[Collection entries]

○ ○ ○

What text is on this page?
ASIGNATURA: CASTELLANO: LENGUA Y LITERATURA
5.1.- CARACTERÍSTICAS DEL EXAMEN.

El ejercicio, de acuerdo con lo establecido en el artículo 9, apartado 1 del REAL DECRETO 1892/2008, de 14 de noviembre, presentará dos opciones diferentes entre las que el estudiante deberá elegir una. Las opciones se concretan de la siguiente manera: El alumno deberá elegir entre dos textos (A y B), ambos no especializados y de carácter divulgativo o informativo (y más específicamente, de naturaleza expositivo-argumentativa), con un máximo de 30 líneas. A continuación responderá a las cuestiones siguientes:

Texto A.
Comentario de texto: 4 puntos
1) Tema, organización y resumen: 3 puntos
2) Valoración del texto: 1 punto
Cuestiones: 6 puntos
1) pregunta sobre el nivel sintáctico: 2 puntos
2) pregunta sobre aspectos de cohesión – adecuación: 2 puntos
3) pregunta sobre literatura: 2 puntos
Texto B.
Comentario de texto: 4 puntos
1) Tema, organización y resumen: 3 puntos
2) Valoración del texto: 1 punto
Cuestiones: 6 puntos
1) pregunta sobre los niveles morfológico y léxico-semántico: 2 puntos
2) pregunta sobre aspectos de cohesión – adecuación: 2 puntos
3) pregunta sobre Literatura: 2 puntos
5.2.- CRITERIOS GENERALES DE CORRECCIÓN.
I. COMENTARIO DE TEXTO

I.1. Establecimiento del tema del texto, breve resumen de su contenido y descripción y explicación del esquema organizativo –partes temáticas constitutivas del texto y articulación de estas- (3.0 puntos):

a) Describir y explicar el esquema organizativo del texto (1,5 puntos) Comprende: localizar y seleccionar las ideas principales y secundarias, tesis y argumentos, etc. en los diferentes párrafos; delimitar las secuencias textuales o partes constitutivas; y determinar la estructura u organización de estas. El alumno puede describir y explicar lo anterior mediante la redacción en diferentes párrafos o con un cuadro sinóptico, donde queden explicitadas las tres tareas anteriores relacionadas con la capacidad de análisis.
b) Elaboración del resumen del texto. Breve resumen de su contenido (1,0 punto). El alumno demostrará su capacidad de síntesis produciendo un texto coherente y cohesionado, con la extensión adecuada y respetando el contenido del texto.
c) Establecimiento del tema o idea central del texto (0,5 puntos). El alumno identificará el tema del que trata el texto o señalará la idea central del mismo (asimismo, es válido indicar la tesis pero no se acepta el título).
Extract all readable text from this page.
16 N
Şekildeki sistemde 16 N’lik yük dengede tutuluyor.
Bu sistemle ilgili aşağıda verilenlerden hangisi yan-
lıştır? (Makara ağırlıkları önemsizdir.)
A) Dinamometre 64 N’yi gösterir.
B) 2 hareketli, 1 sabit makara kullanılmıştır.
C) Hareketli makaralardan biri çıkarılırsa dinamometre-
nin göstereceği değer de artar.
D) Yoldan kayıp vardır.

○ ○ ○

- _OBJECTIVE_: Copy all lines in the listing above where the string "page" appears.

- _TASK OUTPUT_:
What text is on this page?
Extract all readable text from this page.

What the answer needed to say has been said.